→ PROMPT
Can you copy out, unchanged, the lines of the records that begin with the one containing "svg-text:CDK1: CDK1 [968, 480, 1034, 509]" and end after the one containing "svg-text:CCNA1: CCNA1 [1213, 384, 1297, 413]"?

___ INPUT ROWS ___

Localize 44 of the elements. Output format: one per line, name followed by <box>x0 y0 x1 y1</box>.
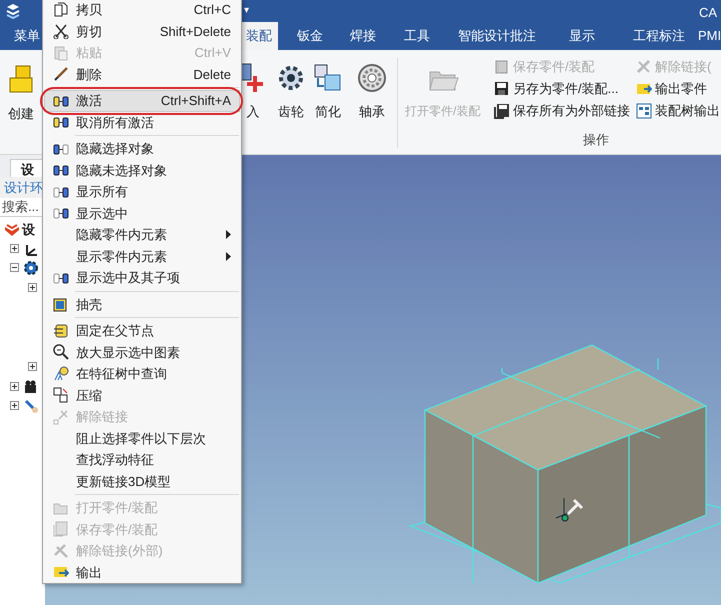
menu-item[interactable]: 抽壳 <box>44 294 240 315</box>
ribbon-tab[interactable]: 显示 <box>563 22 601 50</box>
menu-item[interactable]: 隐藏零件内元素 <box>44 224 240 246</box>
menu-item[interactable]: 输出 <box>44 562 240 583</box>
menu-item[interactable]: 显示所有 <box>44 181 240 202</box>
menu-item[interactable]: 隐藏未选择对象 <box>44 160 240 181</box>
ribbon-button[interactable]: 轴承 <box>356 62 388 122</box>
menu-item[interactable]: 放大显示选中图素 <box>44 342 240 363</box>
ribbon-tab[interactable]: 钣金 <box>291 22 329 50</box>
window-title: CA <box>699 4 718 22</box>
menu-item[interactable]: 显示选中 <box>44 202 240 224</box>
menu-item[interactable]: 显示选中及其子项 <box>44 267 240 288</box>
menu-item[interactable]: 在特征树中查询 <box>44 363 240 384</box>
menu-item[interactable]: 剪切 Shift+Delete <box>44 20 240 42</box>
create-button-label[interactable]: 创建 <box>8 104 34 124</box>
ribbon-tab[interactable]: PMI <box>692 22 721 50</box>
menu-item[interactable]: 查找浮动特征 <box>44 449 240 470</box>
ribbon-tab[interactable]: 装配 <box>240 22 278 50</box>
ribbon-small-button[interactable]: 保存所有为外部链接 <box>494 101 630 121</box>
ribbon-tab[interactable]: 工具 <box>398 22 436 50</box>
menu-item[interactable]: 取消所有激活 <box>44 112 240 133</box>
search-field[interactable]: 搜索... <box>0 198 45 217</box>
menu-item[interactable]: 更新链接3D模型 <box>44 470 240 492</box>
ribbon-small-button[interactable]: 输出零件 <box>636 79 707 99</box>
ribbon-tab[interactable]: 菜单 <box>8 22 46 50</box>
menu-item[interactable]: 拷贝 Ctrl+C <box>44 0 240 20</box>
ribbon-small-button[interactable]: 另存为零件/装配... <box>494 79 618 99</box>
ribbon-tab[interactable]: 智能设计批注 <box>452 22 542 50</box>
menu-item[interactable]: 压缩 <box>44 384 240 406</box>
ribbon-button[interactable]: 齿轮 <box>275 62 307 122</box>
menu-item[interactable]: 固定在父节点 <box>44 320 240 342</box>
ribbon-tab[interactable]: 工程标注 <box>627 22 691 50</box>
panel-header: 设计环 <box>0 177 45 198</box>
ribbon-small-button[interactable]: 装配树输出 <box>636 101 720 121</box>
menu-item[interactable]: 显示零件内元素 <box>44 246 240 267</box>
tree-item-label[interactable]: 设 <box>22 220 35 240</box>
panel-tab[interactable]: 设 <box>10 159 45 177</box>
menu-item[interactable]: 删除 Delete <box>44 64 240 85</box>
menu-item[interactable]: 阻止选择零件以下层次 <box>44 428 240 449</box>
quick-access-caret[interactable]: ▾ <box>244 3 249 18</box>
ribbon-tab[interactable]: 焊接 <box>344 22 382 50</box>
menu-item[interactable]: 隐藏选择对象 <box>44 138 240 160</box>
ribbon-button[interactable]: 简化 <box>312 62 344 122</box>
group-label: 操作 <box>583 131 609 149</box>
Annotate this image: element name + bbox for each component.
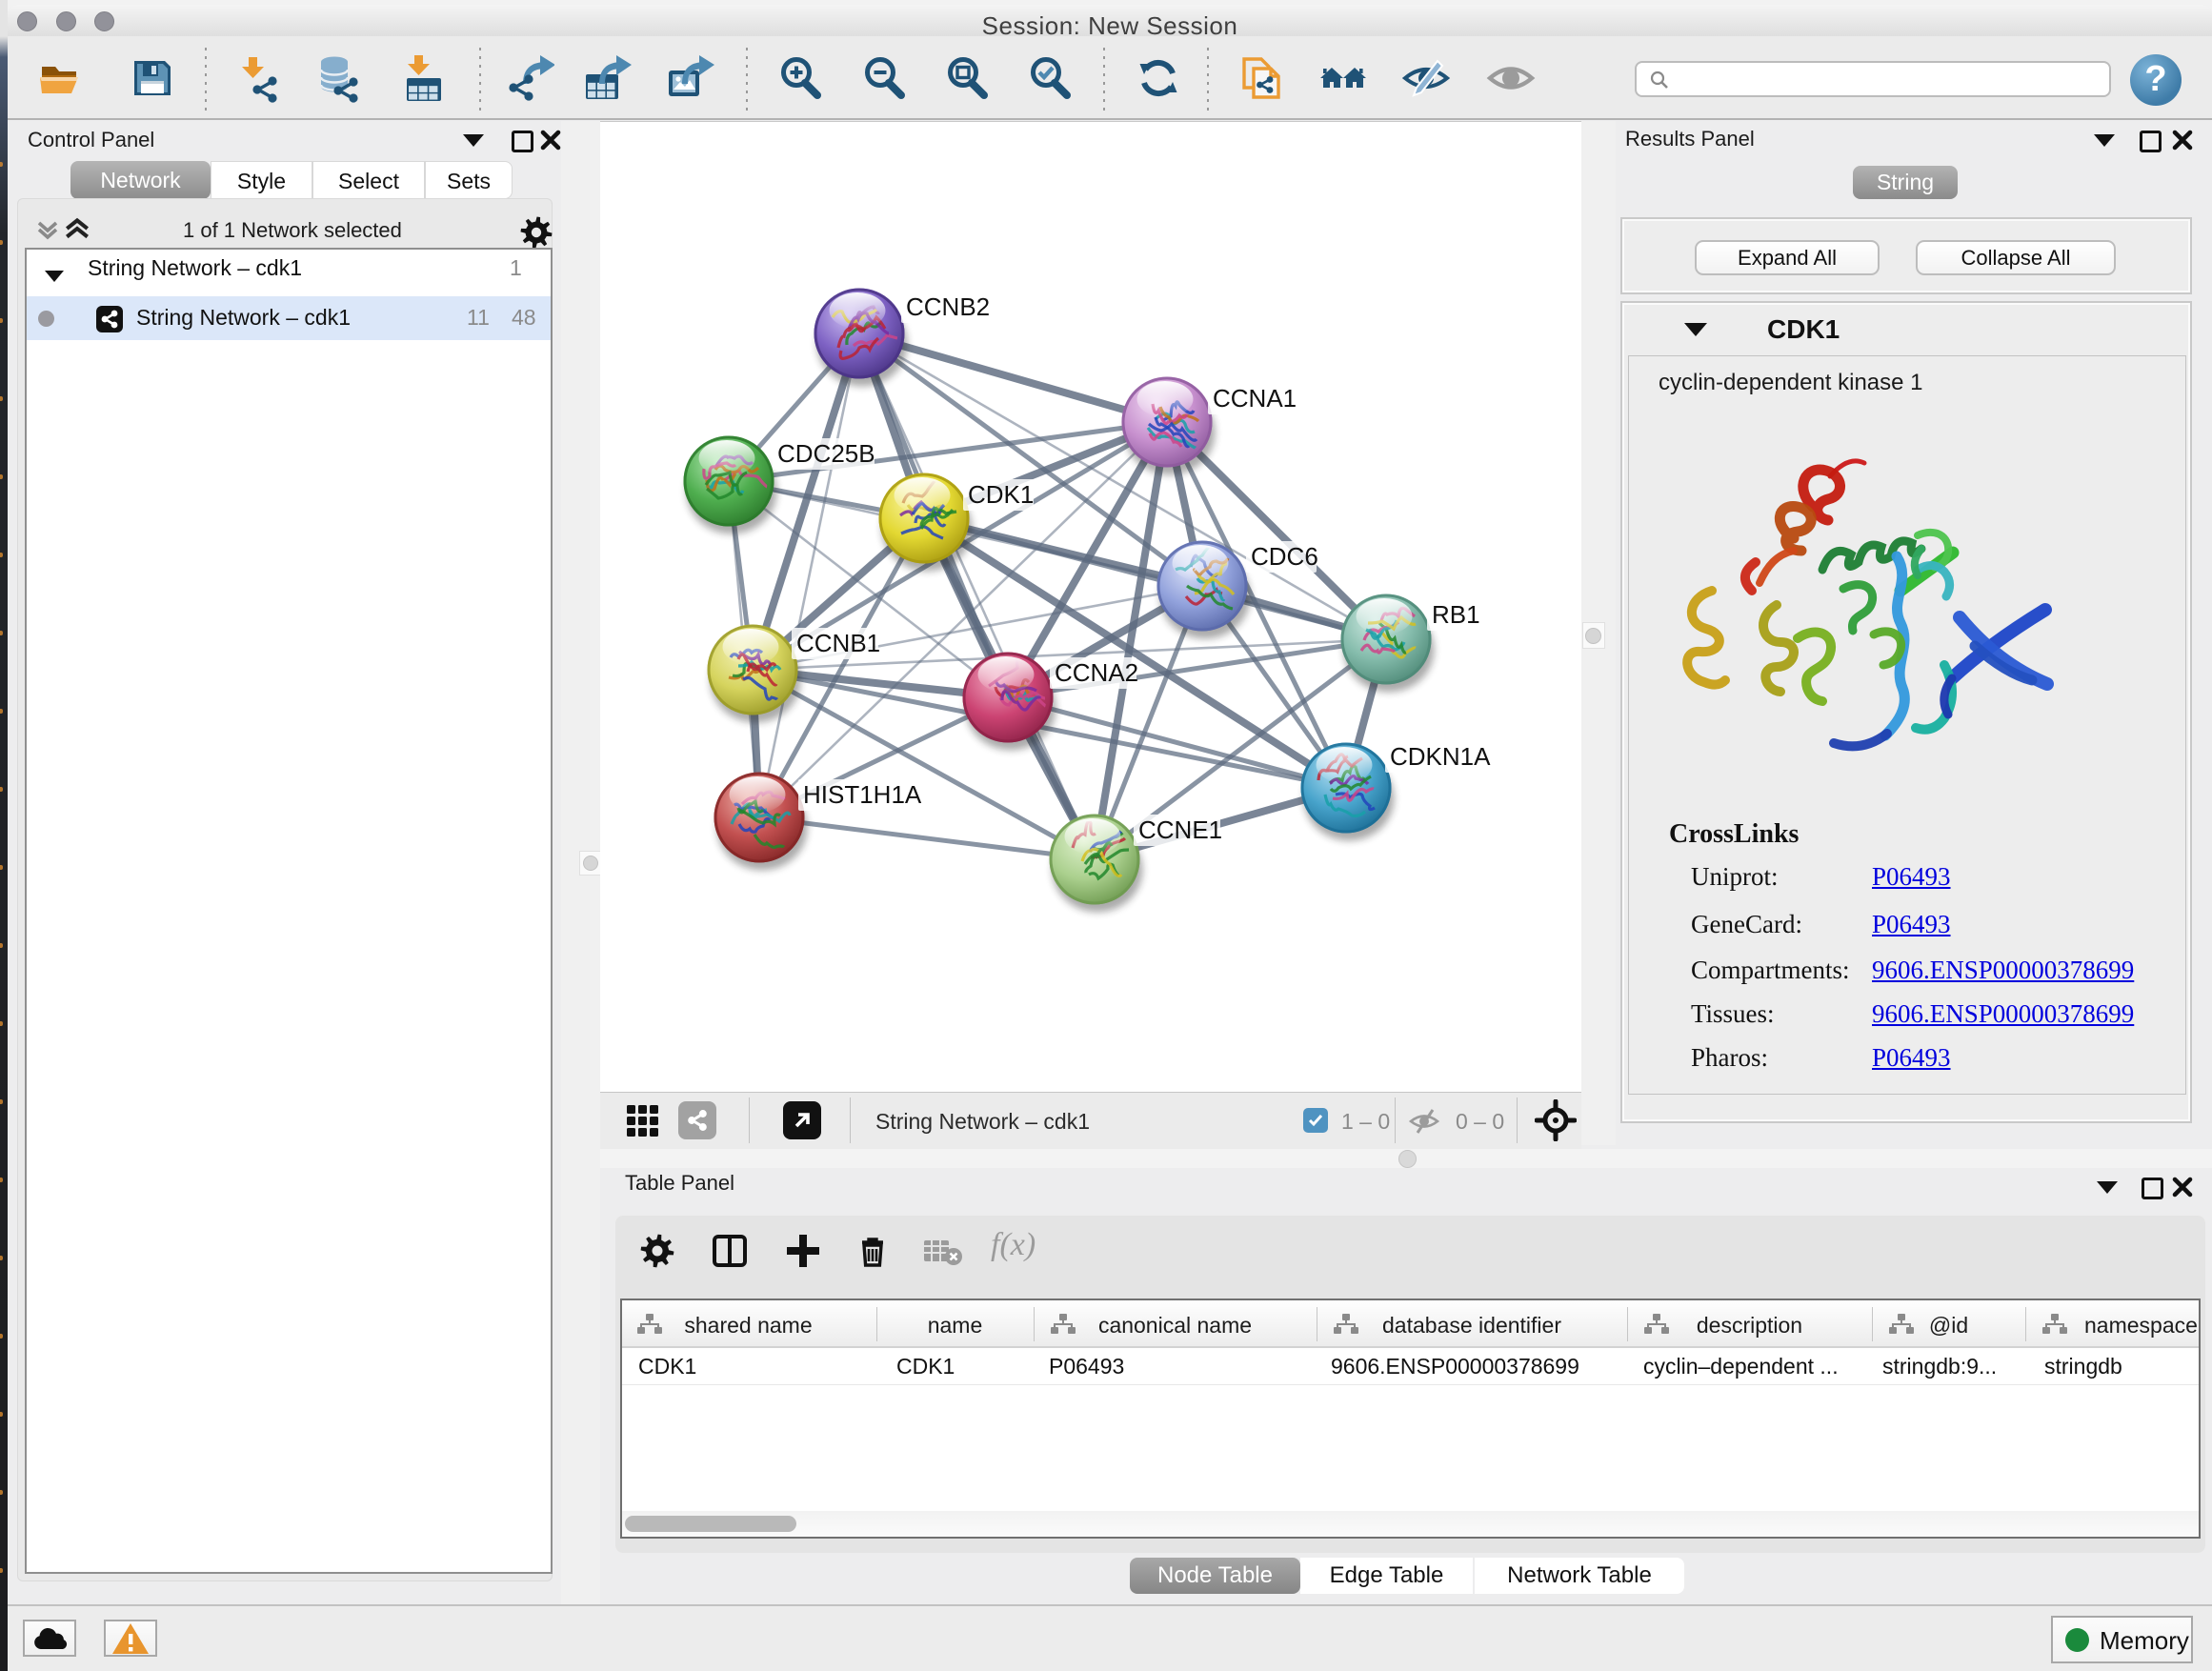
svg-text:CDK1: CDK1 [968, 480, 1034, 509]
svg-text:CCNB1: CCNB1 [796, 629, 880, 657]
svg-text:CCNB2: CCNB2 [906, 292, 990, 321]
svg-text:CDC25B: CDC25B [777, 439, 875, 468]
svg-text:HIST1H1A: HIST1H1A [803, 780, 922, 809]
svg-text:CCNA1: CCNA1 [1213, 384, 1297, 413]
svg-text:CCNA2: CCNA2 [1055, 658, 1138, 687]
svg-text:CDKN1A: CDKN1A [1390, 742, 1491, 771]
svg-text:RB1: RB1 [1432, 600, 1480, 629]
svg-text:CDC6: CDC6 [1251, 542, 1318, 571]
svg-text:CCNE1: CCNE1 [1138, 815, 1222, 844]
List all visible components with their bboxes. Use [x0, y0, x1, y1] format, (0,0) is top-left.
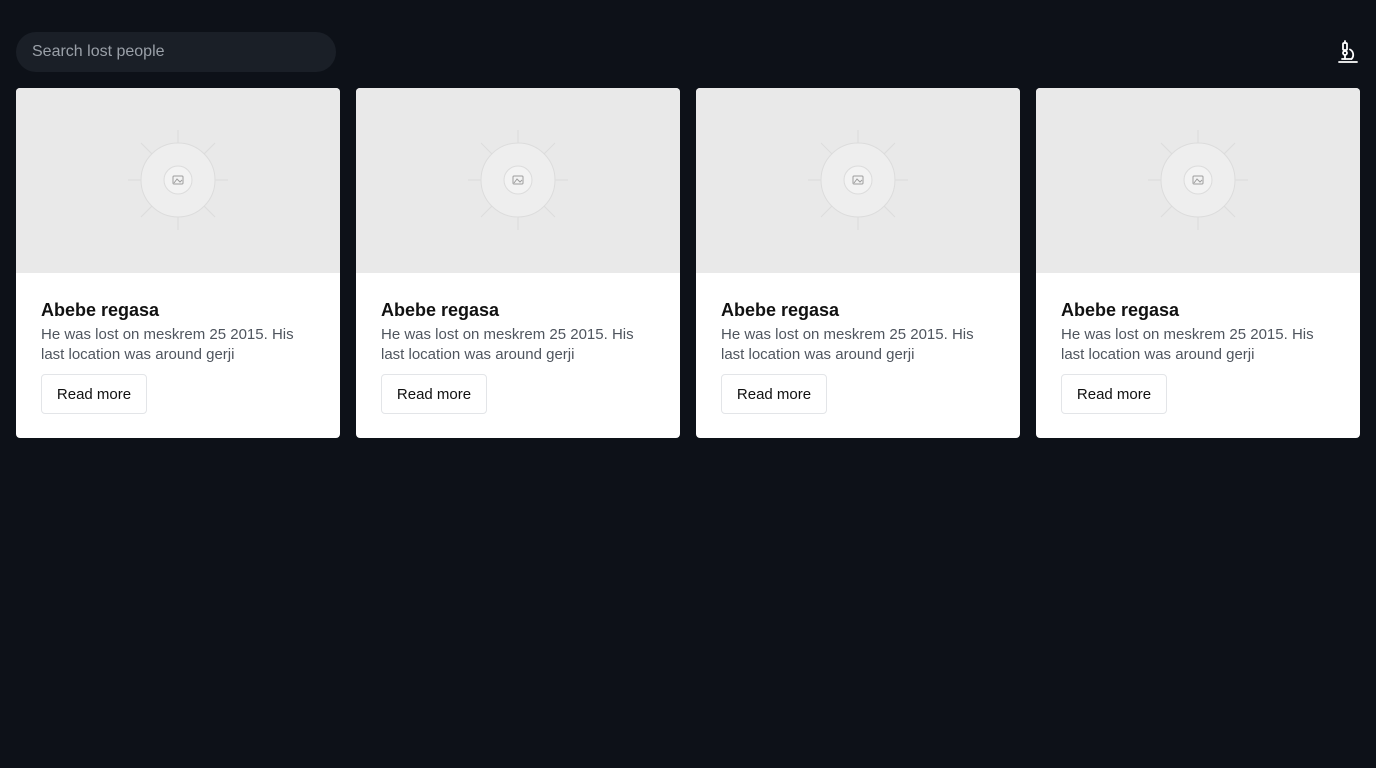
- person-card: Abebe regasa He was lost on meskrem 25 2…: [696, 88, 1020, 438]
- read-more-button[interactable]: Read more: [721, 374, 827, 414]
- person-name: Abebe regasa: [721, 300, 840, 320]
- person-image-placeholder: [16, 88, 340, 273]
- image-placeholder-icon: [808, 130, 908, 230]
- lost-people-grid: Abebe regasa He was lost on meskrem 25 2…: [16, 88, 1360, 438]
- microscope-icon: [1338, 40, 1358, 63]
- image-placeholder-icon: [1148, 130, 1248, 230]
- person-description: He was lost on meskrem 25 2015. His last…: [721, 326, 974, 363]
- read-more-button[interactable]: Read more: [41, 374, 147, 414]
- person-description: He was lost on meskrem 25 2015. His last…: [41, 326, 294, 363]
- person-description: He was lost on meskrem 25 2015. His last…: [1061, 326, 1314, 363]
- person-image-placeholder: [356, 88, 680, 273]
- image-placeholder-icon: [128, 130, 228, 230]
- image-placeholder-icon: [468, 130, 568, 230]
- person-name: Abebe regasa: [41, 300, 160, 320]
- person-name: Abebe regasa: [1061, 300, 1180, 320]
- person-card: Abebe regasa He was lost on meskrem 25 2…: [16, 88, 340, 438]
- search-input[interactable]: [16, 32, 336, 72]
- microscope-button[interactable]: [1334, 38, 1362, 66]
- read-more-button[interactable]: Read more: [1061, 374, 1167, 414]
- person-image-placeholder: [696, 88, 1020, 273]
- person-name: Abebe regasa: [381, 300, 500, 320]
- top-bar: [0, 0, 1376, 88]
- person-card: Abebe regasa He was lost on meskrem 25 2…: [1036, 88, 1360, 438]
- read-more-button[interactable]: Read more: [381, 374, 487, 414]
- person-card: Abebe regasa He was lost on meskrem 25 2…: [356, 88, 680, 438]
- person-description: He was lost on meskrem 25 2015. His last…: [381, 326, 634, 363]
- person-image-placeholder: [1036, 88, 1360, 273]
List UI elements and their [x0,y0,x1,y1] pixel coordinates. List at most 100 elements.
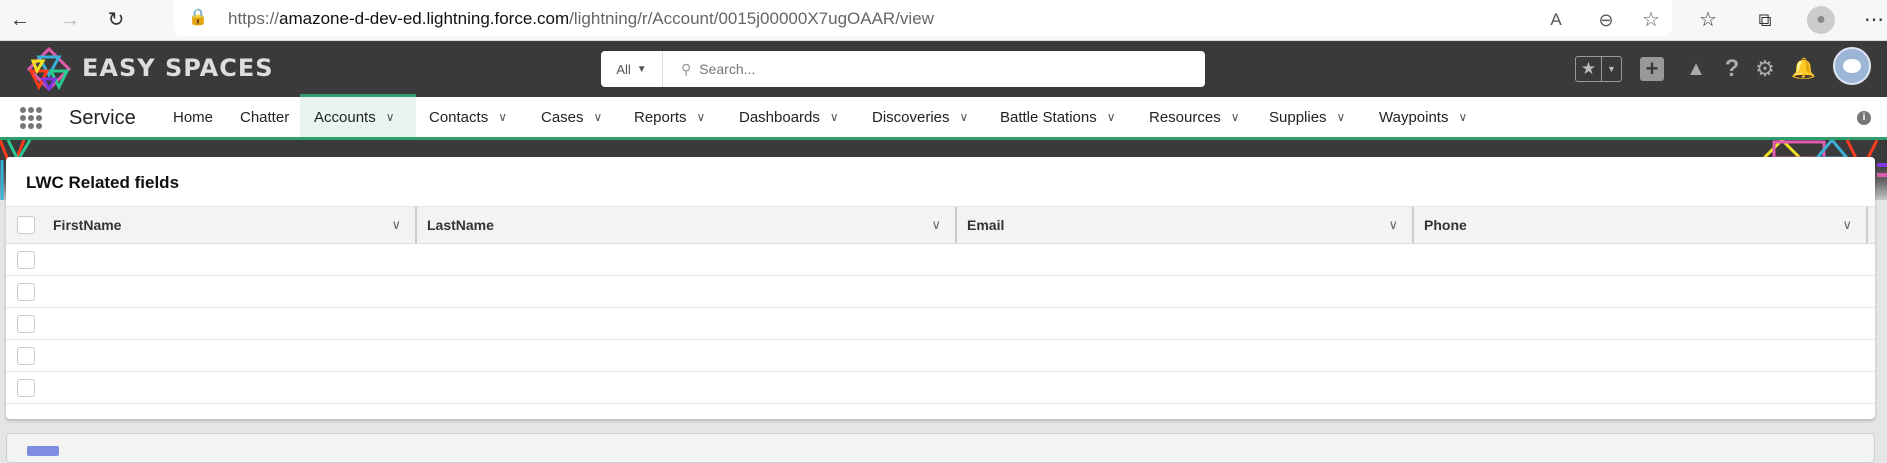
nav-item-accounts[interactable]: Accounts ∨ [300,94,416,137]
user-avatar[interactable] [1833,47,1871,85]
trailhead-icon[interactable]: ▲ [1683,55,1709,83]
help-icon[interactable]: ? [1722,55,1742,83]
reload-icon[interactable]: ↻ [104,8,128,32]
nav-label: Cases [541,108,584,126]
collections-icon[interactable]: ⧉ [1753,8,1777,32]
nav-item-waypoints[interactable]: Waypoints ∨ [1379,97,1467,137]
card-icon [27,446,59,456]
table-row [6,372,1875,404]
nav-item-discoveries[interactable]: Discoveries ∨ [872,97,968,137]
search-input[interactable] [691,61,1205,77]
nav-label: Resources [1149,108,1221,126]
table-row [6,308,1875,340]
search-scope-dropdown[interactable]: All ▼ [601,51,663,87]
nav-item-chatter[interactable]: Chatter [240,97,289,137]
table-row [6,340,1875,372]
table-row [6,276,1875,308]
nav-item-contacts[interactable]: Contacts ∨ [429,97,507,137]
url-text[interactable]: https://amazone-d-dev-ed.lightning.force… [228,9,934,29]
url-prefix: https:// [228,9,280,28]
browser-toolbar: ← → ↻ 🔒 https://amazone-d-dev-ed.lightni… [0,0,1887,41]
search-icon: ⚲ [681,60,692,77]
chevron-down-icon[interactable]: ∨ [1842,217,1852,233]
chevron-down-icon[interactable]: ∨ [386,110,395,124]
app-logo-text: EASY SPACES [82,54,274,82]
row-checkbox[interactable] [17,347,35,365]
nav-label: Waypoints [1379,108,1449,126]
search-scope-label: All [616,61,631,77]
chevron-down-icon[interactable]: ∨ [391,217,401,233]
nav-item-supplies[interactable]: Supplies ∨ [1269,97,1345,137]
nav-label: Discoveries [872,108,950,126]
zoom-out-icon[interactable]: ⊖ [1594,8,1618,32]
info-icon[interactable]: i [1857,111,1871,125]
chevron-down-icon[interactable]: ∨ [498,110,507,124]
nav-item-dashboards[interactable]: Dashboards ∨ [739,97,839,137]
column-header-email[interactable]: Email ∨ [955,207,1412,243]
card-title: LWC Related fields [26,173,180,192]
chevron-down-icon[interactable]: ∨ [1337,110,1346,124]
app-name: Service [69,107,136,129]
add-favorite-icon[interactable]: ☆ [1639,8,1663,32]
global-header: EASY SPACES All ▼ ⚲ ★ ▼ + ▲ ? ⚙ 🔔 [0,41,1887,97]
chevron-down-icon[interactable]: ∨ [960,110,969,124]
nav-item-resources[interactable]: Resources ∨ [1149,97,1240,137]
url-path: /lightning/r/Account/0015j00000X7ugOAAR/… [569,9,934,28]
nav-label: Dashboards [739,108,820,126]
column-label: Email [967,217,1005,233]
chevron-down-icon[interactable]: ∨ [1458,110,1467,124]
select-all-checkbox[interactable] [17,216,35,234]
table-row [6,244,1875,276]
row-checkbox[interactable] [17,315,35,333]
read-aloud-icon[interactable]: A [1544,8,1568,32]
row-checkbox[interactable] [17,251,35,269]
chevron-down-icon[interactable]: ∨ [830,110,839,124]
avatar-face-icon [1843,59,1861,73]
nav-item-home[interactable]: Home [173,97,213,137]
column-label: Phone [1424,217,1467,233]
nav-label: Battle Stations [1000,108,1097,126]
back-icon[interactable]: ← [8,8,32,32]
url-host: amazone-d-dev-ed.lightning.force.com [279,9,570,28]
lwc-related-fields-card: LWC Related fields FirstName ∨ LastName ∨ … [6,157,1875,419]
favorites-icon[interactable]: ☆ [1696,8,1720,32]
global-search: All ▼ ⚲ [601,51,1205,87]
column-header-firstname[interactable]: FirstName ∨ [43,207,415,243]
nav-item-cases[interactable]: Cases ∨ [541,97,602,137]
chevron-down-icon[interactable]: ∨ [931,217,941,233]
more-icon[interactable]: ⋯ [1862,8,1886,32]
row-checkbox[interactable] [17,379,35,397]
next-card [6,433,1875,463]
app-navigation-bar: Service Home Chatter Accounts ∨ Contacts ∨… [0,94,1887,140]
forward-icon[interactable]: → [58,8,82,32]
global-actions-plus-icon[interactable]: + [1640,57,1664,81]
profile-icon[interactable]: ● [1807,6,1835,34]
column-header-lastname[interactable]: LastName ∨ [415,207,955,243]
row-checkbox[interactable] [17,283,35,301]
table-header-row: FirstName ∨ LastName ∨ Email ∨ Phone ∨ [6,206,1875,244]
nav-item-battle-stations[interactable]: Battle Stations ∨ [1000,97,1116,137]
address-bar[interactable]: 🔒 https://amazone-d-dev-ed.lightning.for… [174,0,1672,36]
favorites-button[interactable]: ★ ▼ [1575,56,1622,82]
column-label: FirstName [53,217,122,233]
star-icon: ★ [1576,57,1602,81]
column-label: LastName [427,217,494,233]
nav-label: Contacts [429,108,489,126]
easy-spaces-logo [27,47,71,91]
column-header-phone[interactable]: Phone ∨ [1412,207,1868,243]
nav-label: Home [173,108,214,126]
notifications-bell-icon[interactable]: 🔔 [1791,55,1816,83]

___

→ TASK ANSWER
svg-text:CDK1: CDK1 [968, 480, 1034, 509]
svg-text:CCNB1: CCNB1 [796, 629, 880, 657]
svg-text:CCNB2: CCNB2 [906, 292, 990, 321]
svg-text:CDC25B: CDC25B [777, 439, 875, 468]
svg-text:HIST1H1A: HIST1H1A [803, 780, 922, 809]
svg-text:CCNA1: CCNA1 [1213, 384, 1297, 413]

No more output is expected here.